> **TASK TO COMPLETE**
Determine how many lines in the entries below include "character". The reply should be that number and nothing else.

> **SUPPLIED DATA**
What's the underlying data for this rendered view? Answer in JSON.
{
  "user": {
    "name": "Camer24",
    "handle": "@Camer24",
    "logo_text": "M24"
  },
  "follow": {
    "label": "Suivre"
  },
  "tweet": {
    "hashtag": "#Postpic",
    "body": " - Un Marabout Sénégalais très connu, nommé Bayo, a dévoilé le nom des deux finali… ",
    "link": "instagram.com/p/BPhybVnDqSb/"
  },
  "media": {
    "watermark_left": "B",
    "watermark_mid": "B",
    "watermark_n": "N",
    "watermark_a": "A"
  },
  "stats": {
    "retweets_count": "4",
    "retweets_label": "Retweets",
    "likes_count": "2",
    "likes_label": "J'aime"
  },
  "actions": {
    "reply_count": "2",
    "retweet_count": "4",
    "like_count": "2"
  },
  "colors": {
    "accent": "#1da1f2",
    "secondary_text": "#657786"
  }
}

...

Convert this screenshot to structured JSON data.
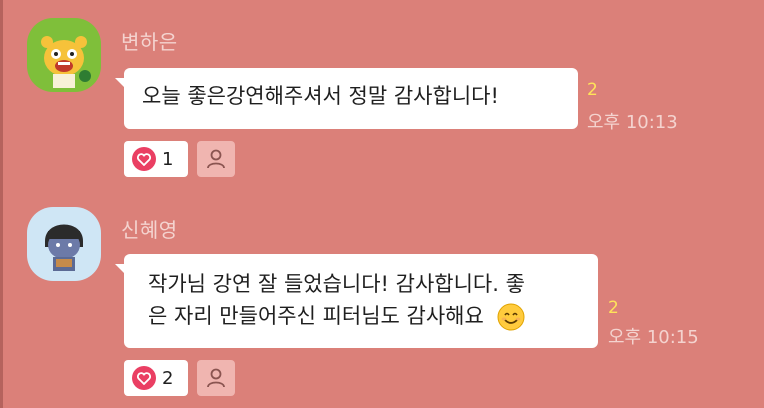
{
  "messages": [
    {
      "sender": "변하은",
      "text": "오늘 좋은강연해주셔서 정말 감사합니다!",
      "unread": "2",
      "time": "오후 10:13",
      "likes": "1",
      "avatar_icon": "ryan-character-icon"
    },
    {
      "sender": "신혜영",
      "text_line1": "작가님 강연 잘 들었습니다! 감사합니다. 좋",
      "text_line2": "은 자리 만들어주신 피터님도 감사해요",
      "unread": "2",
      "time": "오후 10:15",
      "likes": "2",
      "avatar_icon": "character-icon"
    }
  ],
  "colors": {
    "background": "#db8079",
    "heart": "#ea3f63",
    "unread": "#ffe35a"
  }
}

> **EXERCISE ANSWER**
2